TASK TO CARRY OUT — Take the entries below and reproduce them word for word.

>> Begin EXERCISE MATERIAL

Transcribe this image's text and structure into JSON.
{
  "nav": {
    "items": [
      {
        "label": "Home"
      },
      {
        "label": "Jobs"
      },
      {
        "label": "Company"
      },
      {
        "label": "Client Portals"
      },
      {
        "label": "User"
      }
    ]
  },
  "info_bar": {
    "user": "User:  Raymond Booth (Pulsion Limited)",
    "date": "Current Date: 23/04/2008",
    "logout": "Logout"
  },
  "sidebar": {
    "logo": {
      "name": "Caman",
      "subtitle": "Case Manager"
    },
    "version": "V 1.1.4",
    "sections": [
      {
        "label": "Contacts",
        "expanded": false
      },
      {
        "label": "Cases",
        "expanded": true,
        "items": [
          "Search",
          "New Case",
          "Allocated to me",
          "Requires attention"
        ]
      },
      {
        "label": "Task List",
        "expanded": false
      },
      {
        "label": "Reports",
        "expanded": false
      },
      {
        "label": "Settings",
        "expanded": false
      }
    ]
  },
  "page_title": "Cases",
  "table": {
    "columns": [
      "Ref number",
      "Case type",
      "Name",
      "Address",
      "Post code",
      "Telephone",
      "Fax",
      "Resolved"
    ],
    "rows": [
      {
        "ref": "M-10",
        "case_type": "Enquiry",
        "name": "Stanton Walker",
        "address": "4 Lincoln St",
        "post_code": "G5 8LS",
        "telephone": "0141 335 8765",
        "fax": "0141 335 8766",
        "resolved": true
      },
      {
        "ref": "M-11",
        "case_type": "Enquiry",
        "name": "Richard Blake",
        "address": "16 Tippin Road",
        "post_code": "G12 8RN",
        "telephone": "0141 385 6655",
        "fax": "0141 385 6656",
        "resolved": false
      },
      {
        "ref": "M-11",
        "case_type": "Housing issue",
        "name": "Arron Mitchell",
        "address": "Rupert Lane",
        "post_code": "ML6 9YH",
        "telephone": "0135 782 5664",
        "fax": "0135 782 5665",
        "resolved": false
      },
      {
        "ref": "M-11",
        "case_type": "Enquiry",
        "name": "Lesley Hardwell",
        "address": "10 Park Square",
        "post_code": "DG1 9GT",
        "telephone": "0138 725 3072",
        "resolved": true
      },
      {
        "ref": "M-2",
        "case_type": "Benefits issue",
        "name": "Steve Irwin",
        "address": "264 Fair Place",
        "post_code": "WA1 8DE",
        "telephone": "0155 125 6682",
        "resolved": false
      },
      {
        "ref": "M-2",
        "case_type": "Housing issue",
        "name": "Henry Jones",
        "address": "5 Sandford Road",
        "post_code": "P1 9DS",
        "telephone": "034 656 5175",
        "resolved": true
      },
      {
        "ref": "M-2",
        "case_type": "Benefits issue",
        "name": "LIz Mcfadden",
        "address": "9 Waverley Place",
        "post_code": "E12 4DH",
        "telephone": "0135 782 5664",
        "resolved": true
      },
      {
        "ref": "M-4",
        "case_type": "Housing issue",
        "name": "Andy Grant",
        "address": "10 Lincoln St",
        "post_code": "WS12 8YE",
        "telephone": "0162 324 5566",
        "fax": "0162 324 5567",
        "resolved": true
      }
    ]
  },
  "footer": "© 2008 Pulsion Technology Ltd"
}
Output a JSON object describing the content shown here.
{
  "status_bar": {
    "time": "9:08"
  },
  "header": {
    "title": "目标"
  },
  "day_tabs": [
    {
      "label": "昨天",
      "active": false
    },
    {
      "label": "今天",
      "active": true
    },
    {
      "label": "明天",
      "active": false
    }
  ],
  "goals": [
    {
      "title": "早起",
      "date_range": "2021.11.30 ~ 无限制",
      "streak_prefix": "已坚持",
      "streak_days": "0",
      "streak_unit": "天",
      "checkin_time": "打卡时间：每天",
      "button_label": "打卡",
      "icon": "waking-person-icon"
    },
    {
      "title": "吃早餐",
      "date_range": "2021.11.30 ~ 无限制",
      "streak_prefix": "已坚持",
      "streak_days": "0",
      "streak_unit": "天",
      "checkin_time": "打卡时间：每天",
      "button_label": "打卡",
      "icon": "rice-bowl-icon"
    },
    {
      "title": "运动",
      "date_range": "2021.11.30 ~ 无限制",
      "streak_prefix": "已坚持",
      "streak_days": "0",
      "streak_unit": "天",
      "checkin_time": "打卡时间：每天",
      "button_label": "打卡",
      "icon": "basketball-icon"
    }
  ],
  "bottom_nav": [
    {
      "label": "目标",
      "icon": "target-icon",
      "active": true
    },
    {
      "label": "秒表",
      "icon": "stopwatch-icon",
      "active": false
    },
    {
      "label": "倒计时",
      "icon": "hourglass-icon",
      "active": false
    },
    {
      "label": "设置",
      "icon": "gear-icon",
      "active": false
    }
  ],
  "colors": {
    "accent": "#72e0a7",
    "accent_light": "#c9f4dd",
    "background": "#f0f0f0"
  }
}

>> End EXERCISE MATERIAL

SOLUTION FOR THIS PROBLEM —
Transcribe this image's text and structure into JSON.
{
  "nav": {
    "items": [
      {
        "label": "Home"
      },
      {
        "label": "Jobs"
      },
      {
        "label": "Company"
      },
      {
        "label": "Client Portals"
      },
      {
        "label": "User"
      }
    ]
  },
  "info_bar": {
    "user": "User:  Raymond Booth (Pulsion Limited)",
    "date": "Current Date: 23/04/2008",
    "logout": "Logout"
  },
  "sidebar": {
    "logo": {
      "name": "Caman",
      "subtitle": "Case Manager"
    },
    "version": "V 1.1.4",
    "sections": [
      {
        "label": "Contacts",
        "expanded": false
      },
      {
        "label": "Cases",
        "expanded": true,
        "items": [
          "Search",
          "New Case",
          "Allocated to me",
          "Requires attention"
        ]
      },
      {
        "label": "Task List",
        "expanded": false
      },
      {
        "label": "Reports",
        "expanded": false
      },
      {
        "label": "Settings",
        "expanded": false
      }
    ]
  },
  "page_title": "Cases",
  "table": {
    "columns": [
      "Ref number",
      "Case type",
      "Name",
      "Address",
      "Post code",
      "Telephone",
      "Fax",
      "Resolved"
    ],
    "rows": [
      {
        "ref": "M-10",
        "case_type": "Enquiry",
        "name": "Stanton Walker",
        "address": "4 Lincoln St",
        "post_code": "G5 8LS",
        "telephone": "0141 335 8765",
        "fax": "0141 335 8766",
        "resolved": true
      },
      {
        "ref": "M-11",
        "case_type": "Enquiry",
        "name": "Richard Blake",
        "address": "16 Tippin Road",
        "post_code": "G12 8RN",
        "telephone": "0141 385 6655",
        "fax": "0141 385 6656",
        "resolved": false
      },
      {
        "ref": "M-11",
        "case_type": "Housing issue",
        "name": "Arron Mitchell",
        "address": "Rupert Lane",
        "post_code": "ML6 9YH",
        "telephone": "0135 782 5664",
        "fax": "0135 782 5665",
        "resolved": false
      },
      {
        "ref": "M-11",
        "case_type": "Enquiry",
        "name": "Lesley Hardwell",
        "address": "10 Park Square",
        "post_code": "DG1 9GT",
        "telephone": "0138 725 3072",
        "resolved": true
      },
      {
        "ref": "M-2",
        "case_type": "Benefits issue",
        "name": "Steve Irwin",
        "address": "264 Fair Place",
        "post_code": "WA1 8DE",
        "telephone": "0155 125 6682",
        "resolved": false
      },
      {
        "ref": "M-2",
        "case_type": "Housing issue",
        "name": "Henry Jones",
        "address": "5 Sandford Road",
        "post_code": "P1 9DS",
        "telephone": "034 656 5175",
        "resolved": true
      },
      {
        "ref": "M-2",
        "case_type": "Benefits issue",
        "name": "LIz Mcfadden",
        "address": "9 Waverley Place",
        "post_code": "E12 4DH",
        "telephone": "0135 782 5664",
        "resolved": true
      },
      {
        "ref": "M-4",
        "case_type": "Housing issue",
        "name": "Andy Grant",
        "address": "10 Lincoln St",
        "post_code": "WS12 8YE",
        "telephone": "0162 324 5566",
        "fax": "0162 324 5567",
        "resolved": true
      }
    ]
  },
  "footer": "© 2008 Pulsion Technology Ltd"
}
Output a JSON object describing the content shown here.
{
  "status_bar": {
    "time": "9:08"
  },
  "header": {
    "title": "目标"
  },
  "day_tabs": [
    {
      "label": "昨天",
      "active": false
    },
    {
      "label": "今天",
      "active": true
    },
    {
      "label": "明天",
      "active": false
    }
  ],
  "goals": [
    {
      "title": "早起",
      "date_range": "2021.11.30 ~ 无限制",
      "streak_prefix": "已坚持",
      "streak_days": "0",
      "streak_unit": "天",
      "checkin_time": "打卡时间：每天",
      "button_label": "打卡",
      "icon": "waking-person-icon"
    },
    {
      "title": "吃早餐",
      "date_range": "2021.11.30 ~ 无限制",
      "streak_prefix": "已坚持",
      "streak_days": "0",
      "streak_unit": "天",
      "checkin_time": "打卡时间：每天",
      "button_label": "打卡",
      "icon": "rice-bowl-icon"
    },
    {
      "title": "运动",
      "date_range": "2021.11.30 ~ 无限制",
      "streak_prefix": "已坚持",
      "streak_days": "0",
      "streak_unit": "天",
      "checkin_time": "打卡时间：每天",
      "button_label": "打卡",
      "icon": "basketball-icon"
    }
  ],
  "bottom_nav": [
    {
      "label": "目标",
      "icon": "target-icon",
      "active": true
    },
    {
      "label": "秒表",
      "icon": "stopwatch-icon",
      "active": false
    },
    {
      "label": "倒计时",
      "icon": "hourglass-icon",
      "active": false
    },
    {
      "label": "设置",
      "icon": "gear-icon",
      "active": false
    }
  ],
  "colors": {
    "accent": "#72e0a7",
    "accent_light": "#c9f4dd",
    "background": "#f0f0f0"
  }
}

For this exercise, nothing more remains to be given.